* THE REQUEST: Give back the full listing, character for character, with no pictures.

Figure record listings
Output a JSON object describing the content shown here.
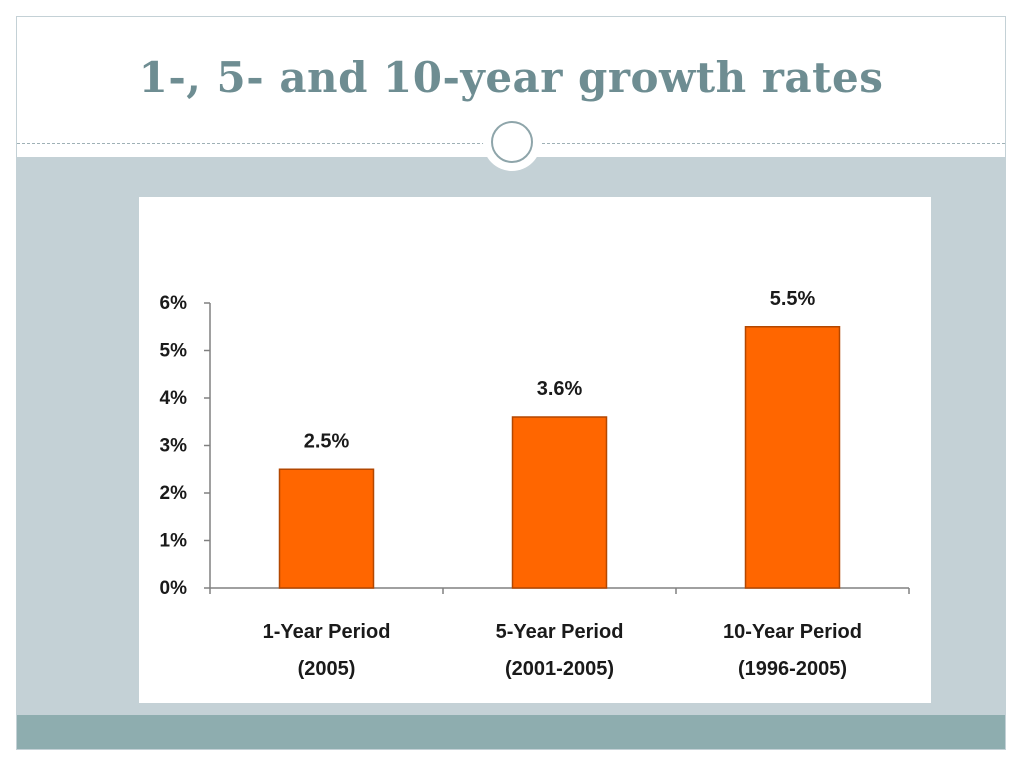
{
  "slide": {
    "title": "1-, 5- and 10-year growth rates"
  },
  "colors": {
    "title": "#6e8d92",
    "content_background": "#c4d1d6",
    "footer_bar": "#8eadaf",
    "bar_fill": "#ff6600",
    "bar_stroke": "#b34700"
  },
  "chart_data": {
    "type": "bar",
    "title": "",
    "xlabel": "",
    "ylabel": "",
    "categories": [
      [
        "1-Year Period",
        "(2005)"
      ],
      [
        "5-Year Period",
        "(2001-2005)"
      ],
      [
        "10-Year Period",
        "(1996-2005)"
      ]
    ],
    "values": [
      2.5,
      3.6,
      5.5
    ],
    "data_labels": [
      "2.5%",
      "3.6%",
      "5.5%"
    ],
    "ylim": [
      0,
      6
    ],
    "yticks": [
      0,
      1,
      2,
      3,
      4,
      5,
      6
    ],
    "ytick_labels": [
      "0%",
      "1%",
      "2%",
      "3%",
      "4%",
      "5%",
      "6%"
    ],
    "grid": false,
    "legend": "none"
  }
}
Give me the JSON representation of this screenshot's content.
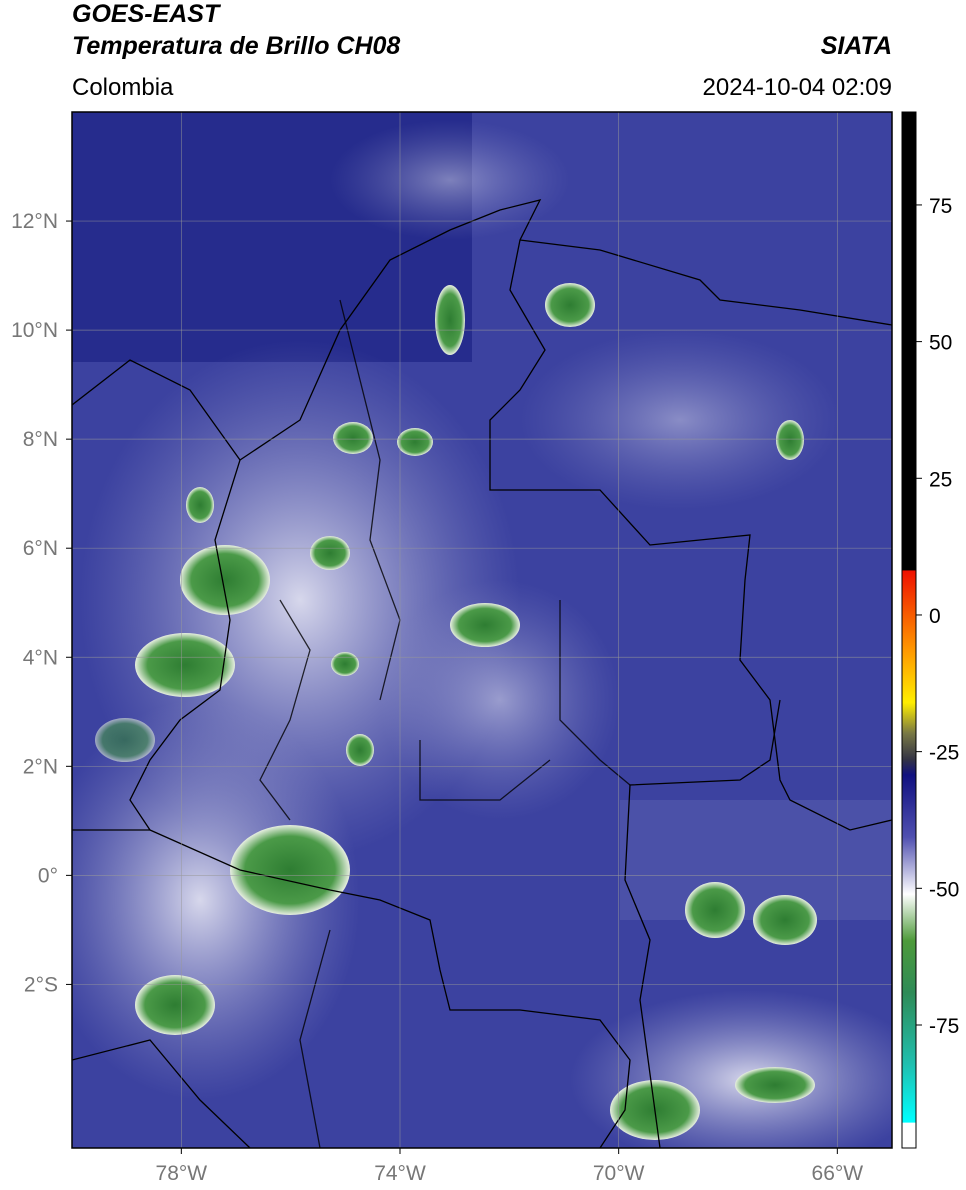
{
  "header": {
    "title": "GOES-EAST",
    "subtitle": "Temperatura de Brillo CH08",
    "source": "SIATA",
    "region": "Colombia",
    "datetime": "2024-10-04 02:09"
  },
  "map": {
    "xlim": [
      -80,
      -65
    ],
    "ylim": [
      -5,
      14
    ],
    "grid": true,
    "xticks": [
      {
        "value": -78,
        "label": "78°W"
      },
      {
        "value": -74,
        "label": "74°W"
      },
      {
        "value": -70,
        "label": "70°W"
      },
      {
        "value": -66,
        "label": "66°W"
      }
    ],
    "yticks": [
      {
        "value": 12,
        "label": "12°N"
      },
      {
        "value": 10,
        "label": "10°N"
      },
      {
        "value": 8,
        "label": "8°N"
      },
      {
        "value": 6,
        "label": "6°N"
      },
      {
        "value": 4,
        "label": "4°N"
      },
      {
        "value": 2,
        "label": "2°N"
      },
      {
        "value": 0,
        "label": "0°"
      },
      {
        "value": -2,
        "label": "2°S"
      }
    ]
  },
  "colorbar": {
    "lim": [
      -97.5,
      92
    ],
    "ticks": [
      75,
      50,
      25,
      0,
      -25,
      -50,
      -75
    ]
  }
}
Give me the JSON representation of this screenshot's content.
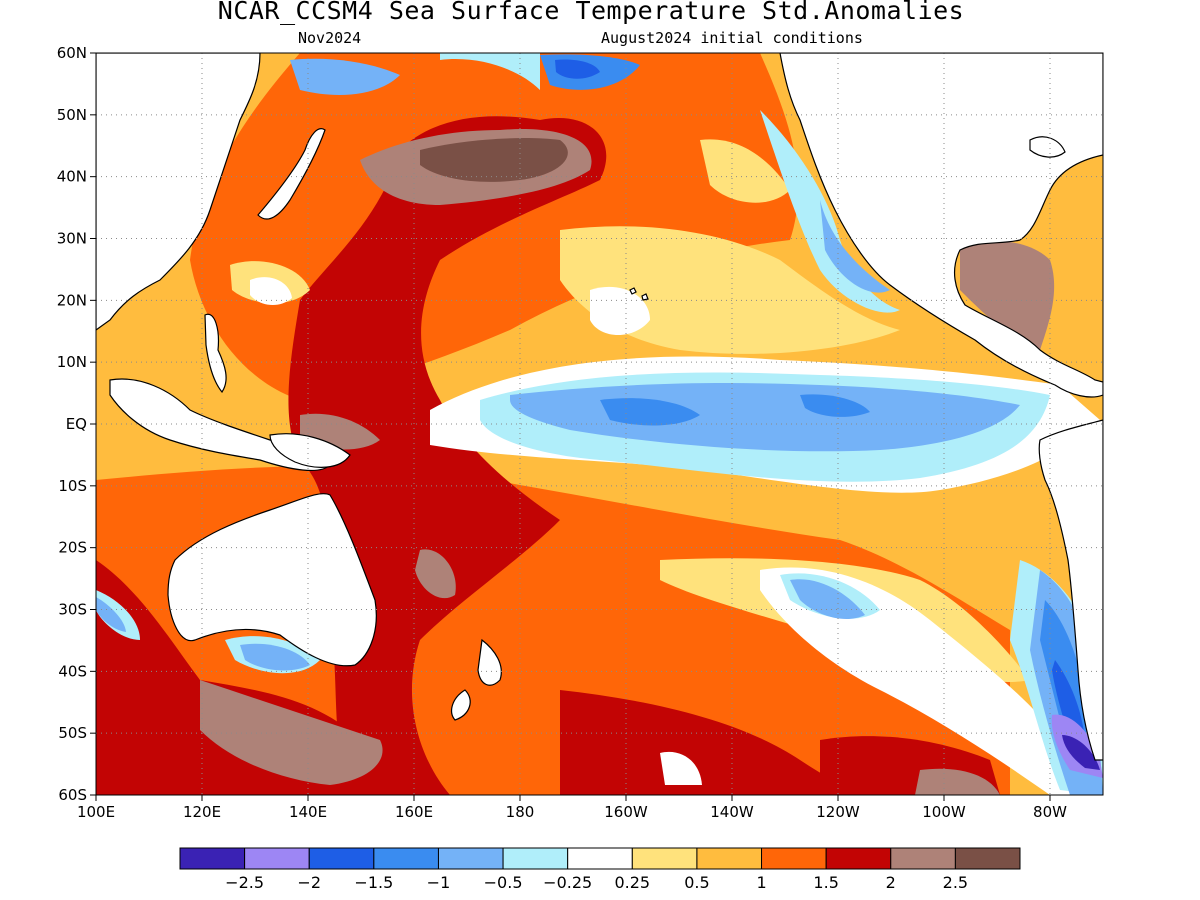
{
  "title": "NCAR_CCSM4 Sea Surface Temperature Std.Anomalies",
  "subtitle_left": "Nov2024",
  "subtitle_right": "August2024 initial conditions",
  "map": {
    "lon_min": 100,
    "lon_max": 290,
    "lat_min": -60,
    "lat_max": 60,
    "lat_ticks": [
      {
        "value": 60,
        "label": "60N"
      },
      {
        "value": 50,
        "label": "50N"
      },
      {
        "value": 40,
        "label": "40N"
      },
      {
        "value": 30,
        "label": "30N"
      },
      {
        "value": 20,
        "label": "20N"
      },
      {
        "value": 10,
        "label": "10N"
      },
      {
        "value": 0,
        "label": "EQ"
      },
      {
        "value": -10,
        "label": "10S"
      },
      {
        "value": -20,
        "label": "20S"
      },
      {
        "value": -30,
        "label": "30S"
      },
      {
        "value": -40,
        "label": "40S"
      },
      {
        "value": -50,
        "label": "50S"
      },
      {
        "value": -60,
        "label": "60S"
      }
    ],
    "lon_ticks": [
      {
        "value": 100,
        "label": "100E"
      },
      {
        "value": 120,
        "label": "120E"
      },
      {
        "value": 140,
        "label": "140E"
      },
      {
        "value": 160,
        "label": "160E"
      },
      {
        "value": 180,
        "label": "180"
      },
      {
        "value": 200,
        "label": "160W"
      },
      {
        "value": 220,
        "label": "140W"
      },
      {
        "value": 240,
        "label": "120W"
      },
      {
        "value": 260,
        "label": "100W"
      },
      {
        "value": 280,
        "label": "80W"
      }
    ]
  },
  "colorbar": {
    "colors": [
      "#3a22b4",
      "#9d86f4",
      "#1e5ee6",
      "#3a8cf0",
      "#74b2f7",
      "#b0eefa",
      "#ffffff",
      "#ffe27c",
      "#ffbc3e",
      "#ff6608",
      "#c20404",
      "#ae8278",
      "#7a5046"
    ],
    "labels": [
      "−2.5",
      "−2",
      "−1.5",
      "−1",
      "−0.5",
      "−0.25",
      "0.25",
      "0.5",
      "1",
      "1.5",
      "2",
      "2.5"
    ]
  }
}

* SOLUTION TO THE EXERCISE:
Output a JSON object describing the content shown here.
{
  "slide": {
    "title": "1-, 5- and 10-year growth rates"
  },
  "colors": {
    "title": "#6e8d92",
    "content_background": "#c4d1d6",
    "footer_bar": "#8eadaf",
    "bar_fill": "#ff6600",
    "bar_stroke": "#b34700"
  },
  "chart_data": {
    "type": "bar",
    "title": "",
    "xlabel": "",
    "ylabel": "",
    "categories": [
      [
        "1-Year Period",
        "(2005)"
      ],
      [
        "5-Year Period",
        "(2001-2005)"
      ],
      [
        "10-Year Period",
        "(1996-2005)"
      ]
    ],
    "values": [
      2.5,
      3.6,
      5.5
    ],
    "data_labels": [
      "2.5%",
      "3.6%",
      "5.5%"
    ],
    "ylim": [
      0,
      6
    ],
    "yticks": [
      0,
      1,
      2,
      3,
      4,
      5,
      6
    ],
    "ytick_labels": [
      "0%",
      "1%",
      "2%",
      "3%",
      "4%",
      "5%",
      "6%"
    ],
    "grid": false,
    "legend": "none"
  }
}
Give me the JSON representation of this screenshot's content.
{
  "header": {
    "title": "GOES-EAST",
    "subtitle": "Temperatura de Brillo CH08",
    "source": "SIATA",
    "region": "Colombia",
    "datetime": "2024-10-04 02:09"
  },
  "map": {
    "xlim": [
      -80,
      -65
    ],
    "ylim": [
      -5,
      14
    ],
    "grid": true,
    "xticks": [
      {
        "value": -78,
        "label": "78°W"
      },
      {
        "value": -74,
        "label": "74°W"
      },
      {
        "value": -70,
        "label": "70°W"
      },
      {
        "value": -66,
        "label": "66°W"
      }
    ],
    "yticks": [
      {
        "value": 12,
        "label": "12°N"
      },
      {
        "value": 10,
        "label": "10°N"
      },
      {
        "value": 8,
        "label": "8°N"
      },
      {
        "value": 6,
        "label": "6°N"
      },
      {
        "value": 4,
        "label": "4°N"
      },
      {
        "value": 2,
        "label": "2°N"
      },
      {
        "value": 0,
        "label": "0°"
      },
      {
        "value": -2,
        "label": "2°S"
      }
    ]
  },
  "colorbar": {
    "lim": [
      -97.5,
      92
    ],
    "ticks": [
      75,
      50,
      25,
      0,
      -25,
      -50,
      -75
    ]
  }
}
Give me the JSON representation of this screenshot's content.
{
  "title": "NCAR_CCSM4 Sea Surface Temperature Std.Anomalies",
  "subtitle_left": "Nov2024",
  "subtitle_right": "August2024 initial conditions",
  "map": {
    "lon_min": 100,
    "lon_max": 290,
    "lat_min": -60,
    "lat_max": 60,
    "lat_ticks": [
      {
        "value": 60,
        "label": "60N"
      },
      {
        "value": 50,
        "label": "50N"
      },
      {
        "value": 40,
        "label": "40N"
      },
      {
        "value": 30,
        "label": "30N"
      },
      {
        "value": 20,
        "label": "20N"
      },
      {
        "value": 10,
        "label": "10N"
      },
      {
        "value": 0,
        "label": "EQ"
      },
      {
        "value": -10,
        "label": "10S"
      },
      {
        "value": -20,
        "label": "20S"
      },
      {
        "value": -30,
        "label": "30S"
      },
      {
        "value": -40,
        "label": "40S"
      },
      {
        "value": -50,
        "label": "50S"
      },
      {
        "value": -60,
        "label": "60S"
      }
    ],
    "lon_ticks": [
      {
        "value": 100,
        "label": "100E"
      },
      {
        "value": 120,
        "label": "120E"
      },
      {
        "value": 140,
        "label": "140E"
      },
      {
        "value": 160,
        "label": "160E"
      },
      {
        "value": 180,
        "label": "180"
      },
      {
        "value": 200,
        "label": "160W"
      },
      {
        "value": 220,
        "label": "140W"
      },
      {
        "value": 240,
        "label": "120W"
      },
      {
        "value": 260,
        "label": "100W"
      },
      {
        "value": 280,
        "label": "80W"
      }
    ]
  },
  "colorbar": {
    "colors": [
      "#3a22b4",
      "#9d86f4",
      "#1e5ee6",
      "#3a8cf0",
      "#74b2f7",
      "#b0eefa",
      "#ffffff",
      "#ffe27c",
      "#ffbc3e",
      "#ff6608",
      "#c20404",
      "#ae8278",
      "#7a5046"
    ],
    "labels": [
      "−2.5",
      "−2",
      "−1.5",
      "−1",
      "−0.5",
      "−0.25",
      "0.25",
      "0.5",
      "1",
      "1.5",
      "2",
      "2.5"
    ]
  }
}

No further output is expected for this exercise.